**Direction:**
Identify each line containing the word "Model" and copy it.

**The data:**
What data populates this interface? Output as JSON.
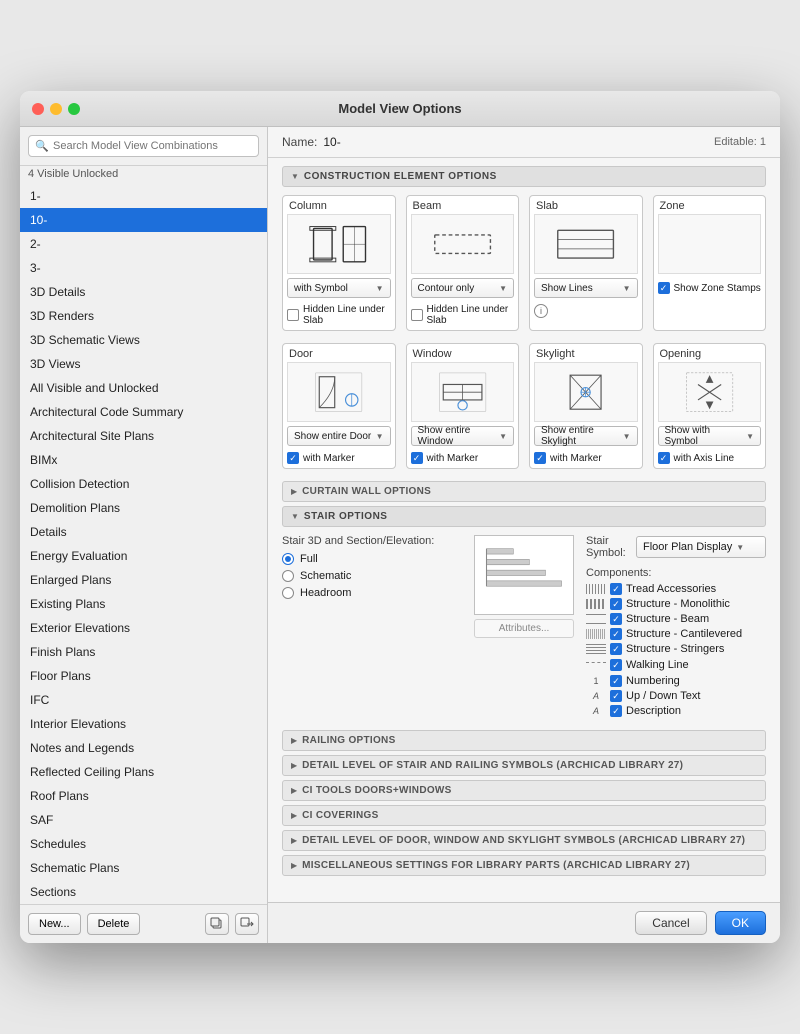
{
  "window": {
    "title": "Model View Options"
  },
  "sidebar": {
    "search_placeholder": "Search Model View Combinations",
    "visible_unlocked": "4 Visible Unlocked",
    "items": [
      {
        "label": "1-",
        "active": false
      },
      {
        "label": "10-",
        "active": true
      },
      {
        "label": "2-",
        "active": false
      },
      {
        "label": "3-",
        "active": false
      },
      {
        "label": "3D Details",
        "active": false
      },
      {
        "label": "3D Renders",
        "active": false
      },
      {
        "label": "3D Schematic Views",
        "active": false
      },
      {
        "label": "3D Views",
        "active": false
      },
      {
        "label": "All Visible and Unlocked",
        "active": false
      },
      {
        "label": "Architectural Code Summary",
        "active": false
      },
      {
        "label": "Architectural Site Plans",
        "active": false
      },
      {
        "label": "BIMx",
        "active": false
      },
      {
        "label": "Collision Detection",
        "active": false
      },
      {
        "label": "Demolition Plans",
        "active": false
      },
      {
        "label": "Details",
        "active": false
      },
      {
        "label": "Energy Evaluation",
        "active": false
      },
      {
        "label": "Enlarged Plans",
        "active": false
      },
      {
        "label": "Existing Plans",
        "active": false
      },
      {
        "label": "Exterior Elevations",
        "active": false
      },
      {
        "label": "Finish Plans",
        "active": false
      },
      {
        "label": "Floor Plans",
        "active": false
      },
      {
        "label": "IFC",
        "active": false
      },
      {
        "label": "Interior Elevations",
        "active": false
      },
      {
        "label": "Notes and Legends",
        "active": false
      },
      {
        "label": "Reflected Ceiling Plans",
        "active": false
      },
      {
        "label": "Roof Plans",
        "active": false
      },
      {
        "label": "SAF",
        "active": false
      },
      {
        "label": "Schedules",
        "active": false
      },
      {
        "label": "Schematic Plans",
        "active": false
      },
      {
        "label": "Sections",
        "active": false
      }
    ],
    "buttons": {
      "new": "New...",
      "delete": "Delete"
    }
  },
  "main": {
    "name_label": "Name:",
    "name_value": "10-",
    "editable": "Editable: 1",
    "sections": {
      "construction": "CONSTRUCTION ELEMENT OPTIONS",
      "curtain_wall": "CURTAIN WALL OPTIONS",
      "stair": "STAIR OPTIONS",
      "railing": "RAILING OPTIONS",
      "detail_level": "DETAIL LEVEL OF STAIR AND RAILING SYMBOLS (ARCHICAD LIBRARY 27)",
      "ci_doors_windows": "CI TOOLS DOORS+WINDOWS",
      "ci_coverings": "CI COVERINGS",
      "detail_level_door": "DETAIL LEVEL OF DOOR, WINDOW AND SKYLIGHT SYMBOLS (ARCHICAD LIBRARY 27)",
      "misc_settings": "MISCELLANEOUS SETTINGS FOR LIBRARY PARTS (ARCHICAD LIBRARY 27)"
    },
    "construction": {
      "column": {
        "label": "Column",
        "dropdown": "with Symbol",
        "checkbox1": {
          "label": "Hidden Line under Slab",
          "checked": false
        }
      },
      "beam": {
        "label": "Beam",
        "dropdown": "Contour only",
        "checkbox1": {
          "label": "Hidden Line under Slab",
          "checked": false
        }
      },
      "slab": {
        "label": "Slab",
        "dropdown": "Show Lines",
        "has_info": true
      },
      "zone": {
        "label": "Zone",
        "show_zone_stamps": {
          "label": "Show Zone Stamps",
          "checked": true
        }
      },
      "door": {
        "label": "Door",
        "dropdown": "Show entire Door",
        "with_marker": {
          "label": "with Marker",
          "checked": true
        }
      },
      "window": {
        "label": "Window",
        "dropdown": "Show entire Window",
        "with_marker": {
          "label": "with Marker",
          "checked": true
        }
      },
      "skylight": {
        "label": "Skylight",
        "dropdown": "Show entire Skylight",
        "with_marker": {
          "label": "with Marker",
          "checked": true
        }
      },
      "opening": {
        "label": "Opening",
        "dropdown": "Show with Symbol",
        "with_axis": {
          "label": "with Axis Line",
          "checked": true
        }
      }
    },
    "stair": {
      "stair_3d_label": "Stair 3D and Section/Elevation:",
      "radios": [
        {
          "label": "Full",
          "selected": true
        },
        {
          "label": "Schematic",
          "selected": false
        },
        {
          "label": "Headroom",
          "selected": false
        }
      ],
      "stair_symbol_label": "Stair Symbol:",
      "floor_plan_display": "Floor Plan Display",
      "attrs_button": "Attributes...",
      "components_label": "Components:",
      "components": [
        {
          "label": "Tread Accessories",
          "checked": true
        },
        {
          "label": "Structure - Monolithic",
          "checked": true
        },
        {
          "label": "Structure - Beam",
          "checked": true
        },
        {
          "label": "Structure - Cantilevered",
          "checked": true
        },
        {
          "label": "Structure - Stringers",
          "checked": true
        },
        {
          "label": "Walking Line",
          "checked": true
        },
        {
          "label": "Numbering",
          "checked": true
        },
        {
          "label": "Up / Down Text",
          "checked": true
        },
        {
          "label": "Description",
          "checked": true
        }
      ]
    },
    "footer": {
      "cancel": "Cancel",
      "ok": "OK"
    }
  }
}
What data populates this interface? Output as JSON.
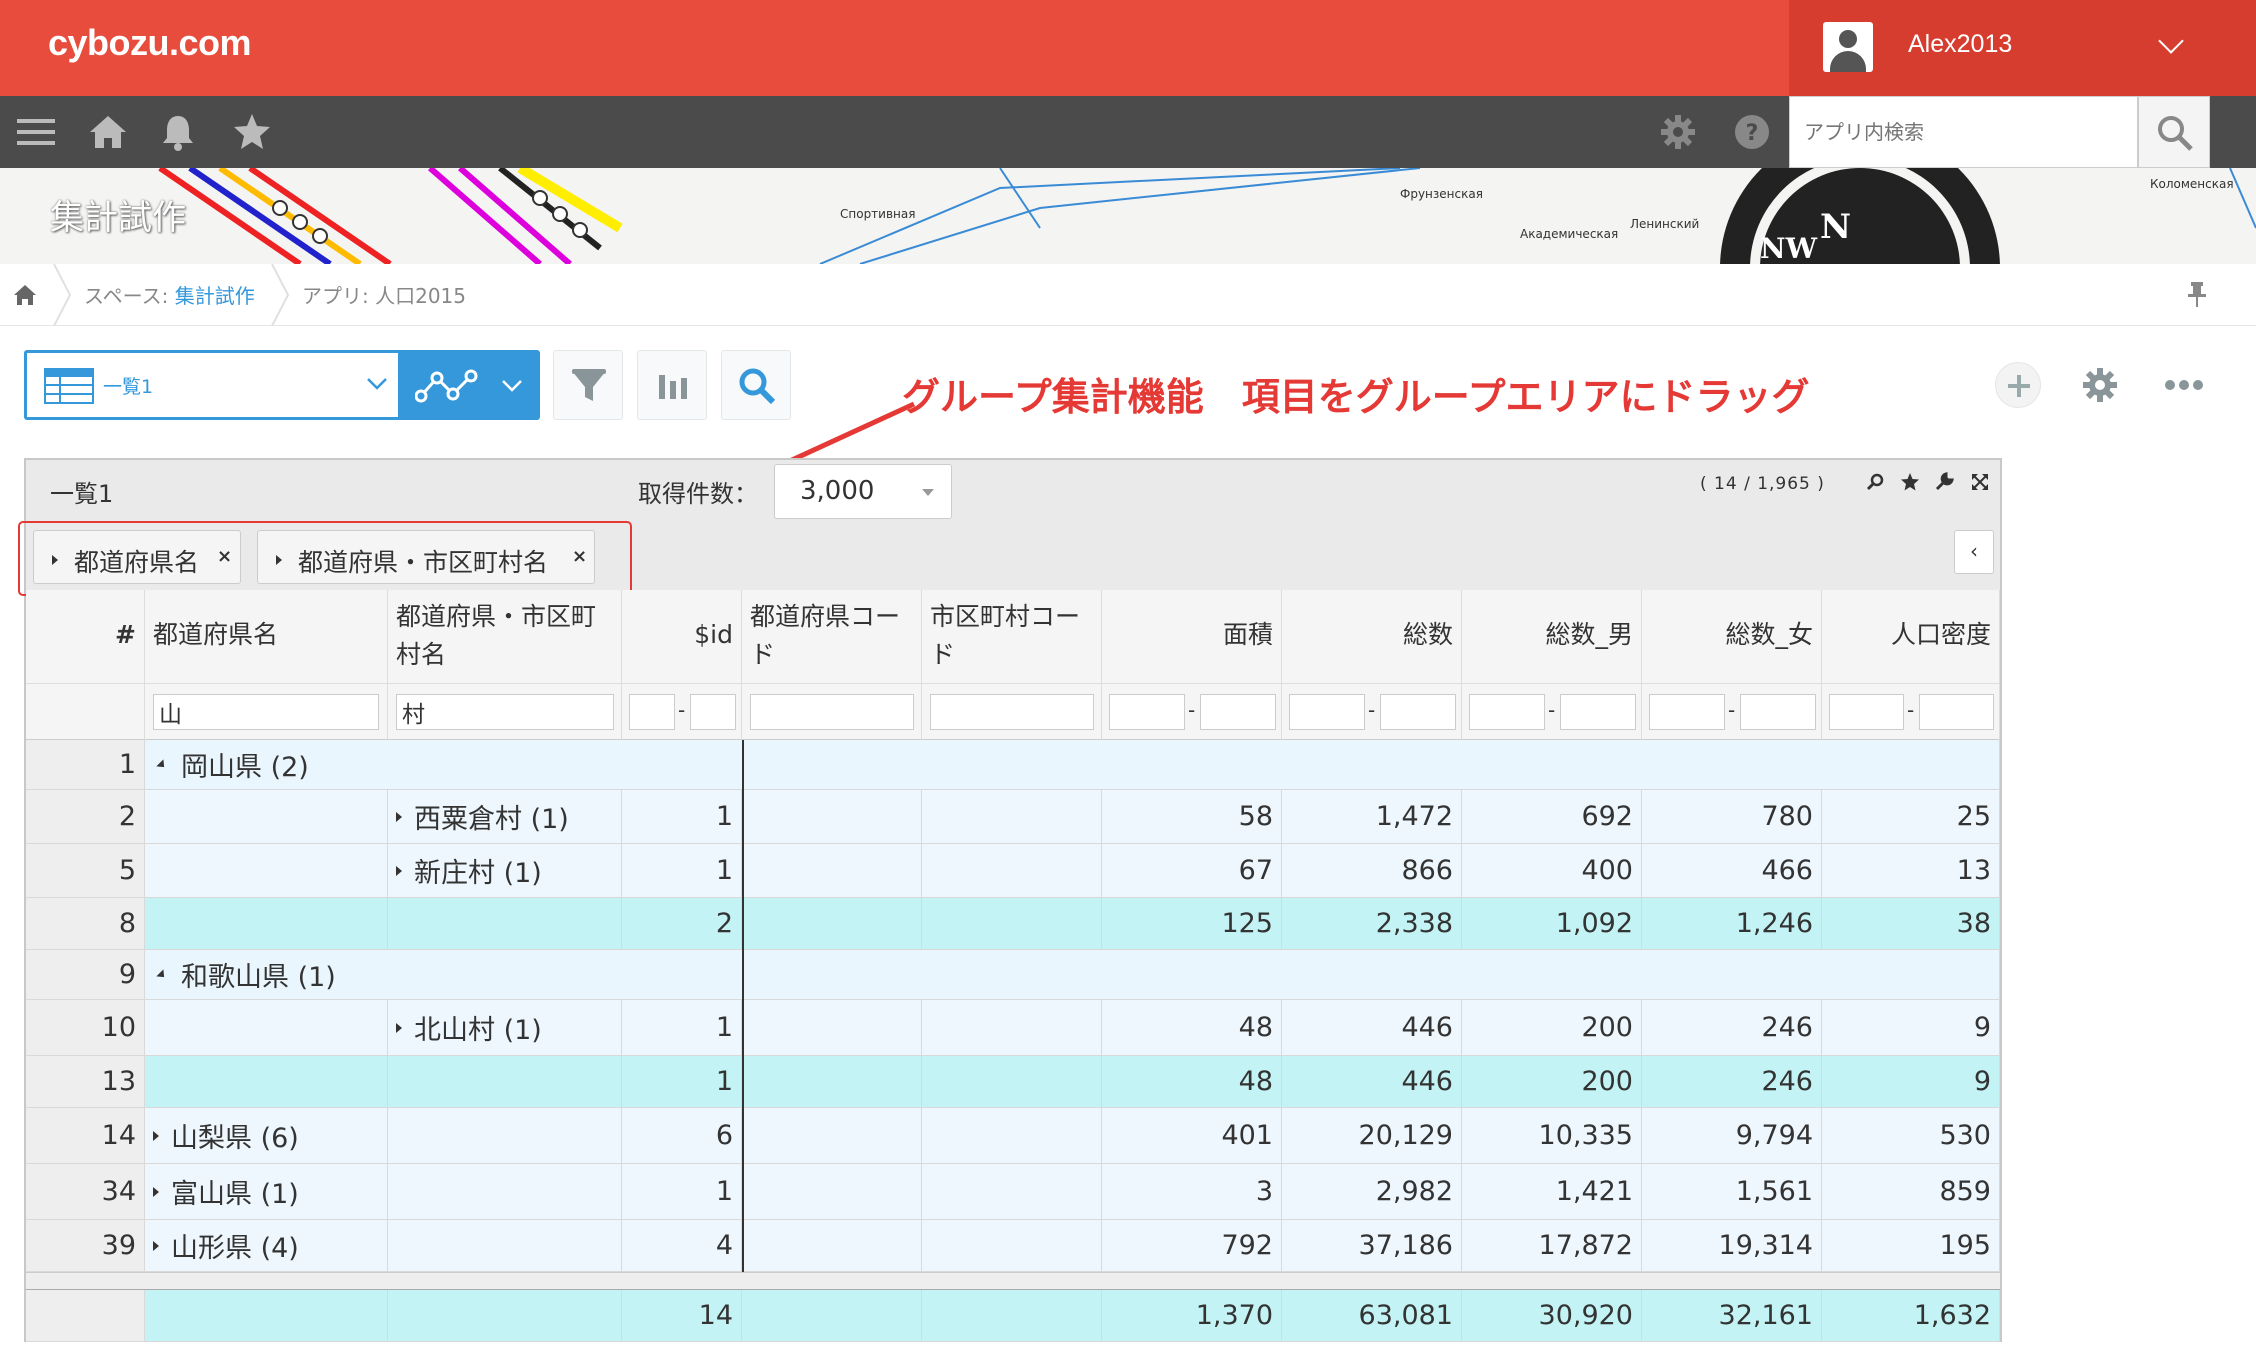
{
  "app": {
    "logo": "cybozu.com",
    "username": "Alex2013"
  },
  "search": {
    "placeholder": "アプリ内検索"
  },
  "banner": {
    "title": "集計試作"
  },
  "breadcrumb": {
    "space_prefix": "スペース: ",
    "space_name": "集計試作",
    "app_label": "アプリ: 人口2015"
  },
  "toolbar": {
    "view_name": "一覧1"
  },
  "callout": "グループ集計機能　項目をグループエリアにドラッグ",
  "panel": {
    "title": "一覧1",
    "fetch_label": "取得件数：",
    "fetch_value": "3,000",
    "counts": "( 14 / 1,965 )"
  },
  "groups": [
    {
      "label": "都道府県名",
      "remove": "×"
    },
    {
      "label": "都道府県・市区町村名",
      "remove": "×"
    }
  ],
  "collapse_label": "‹",
  "columns": {
    "index": "#",
    "pref": "都道府県名",
    "city": "都道府県・市区町村名",
    "id": "$id",
    "prefcode": "都道府県コード",
    "citycode": "市区町村コード",
    "area": "面積",
    "total": "総数",
    "male": "総数_男",
    "female": "総数_女",
    "density": "人口密度"
  },
  "filters": {
    "pref": "山",
    "city": "村",
    "range_sep": "-"
  },
  "rows": [
    {
      "type": "group",
      "idx": "1",
      "label": "岡山県 (2)",
      "expanded": true
    },
    {
      "type": "sub",
      "idx": "2",
      "city": "西粟倉村 (1)",
      "id": "1",
      "area": "58",
      "total": "1,472",
      "male": "692",
      "female": "780",
      "density": "25"
    },
    {
      "type": "sub",
      "idx": "5",
      "city": "新庄村 (1)",
      "id": "1",
      "area": "67",
      "total": "866",
      "male": "400",
      "female": "466",
      "density": "13"
    },
    {
      "type": "sum",
      "idx": "8",
      "id": "2",
      "area": "125",
      "total": "2,338",
      "male": "1,092",
      "female": "1,246",
      "density": "38"
    },
    {
      "type": "group",
      "idx": "9",
      "label": "和歌山県 (1)",
      "expanded": true
    },
    {
      "type": "sub",
      "idx": "10",
      "city": "北山村 (1)",
      "id": "1",
      "area": "48",
      "total": "446",
      "male": "200",
      "female": "246",
      "density": "9"
    },
    {
      "type": "sum",
      "idx": "13",
      "id": "1",
      "area": "48",
      "total": "446",
      "male": "200",
      "female": "246",
      "density": "9"
    },
    {
      "type": "collapsed",
      "idx": "14",
      "label": "山梨県 (6)",
      "id": "6",
      "area": "401",
      "total": "20,129",
      "male": "10,335",
      "female": "9,794",
      "density": "530"
    },
    {
      "type": "collapsed",
      "idx": "34",
      "label": "富山県 (1)",
      "id": "1",
      "area": "3",
      "total": "2,982",
      "male": "1,421",
      "female": "1,561",
      "density": "859"
    },
    {
      "type": "collapsed",
      "idx": "39",
      "label": "山形県 (4)",
      "id": "4",
      "area": "792",
      "total": "37,186",
      "male": "17,872",
      "female": "19,314",
      "density": "195"
    }
  ],
  "totals": {
    "id": "14",
    "area": "1,370",
    "total": "63,081",
    "male": "30,920",
    "female": "32,161",
    "density": "1,632"
  },
  "colors": {
    "brand_red": "#e74c3c",
    "nav_dark": "#4b4b4b",
    "accent_blue": "#3498db",
    "group_row": "#eaf6fd",
    "sum_row": "#c3f3f4",
    "callout_red": "#e53935"
  },
  "icons": [
    "menu-icon",
    "home-icon",
    "bell-icon",
    "star-icon",
    "gear-icon",
    "help-icon",
    "search-icon",
    "table-icon",
    "graph-icon",
    "filter-icon",
    "bar-chart-icon",
    "pin-icon",
    "plus-icon",
    "more-icon"
  ]
}
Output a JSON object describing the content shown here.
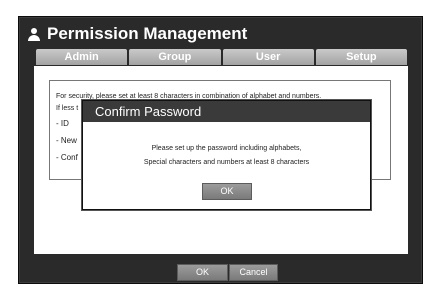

**Result below:**
    "title": "Model View Options"
    "search_placeholder": "Search Model View Combinations",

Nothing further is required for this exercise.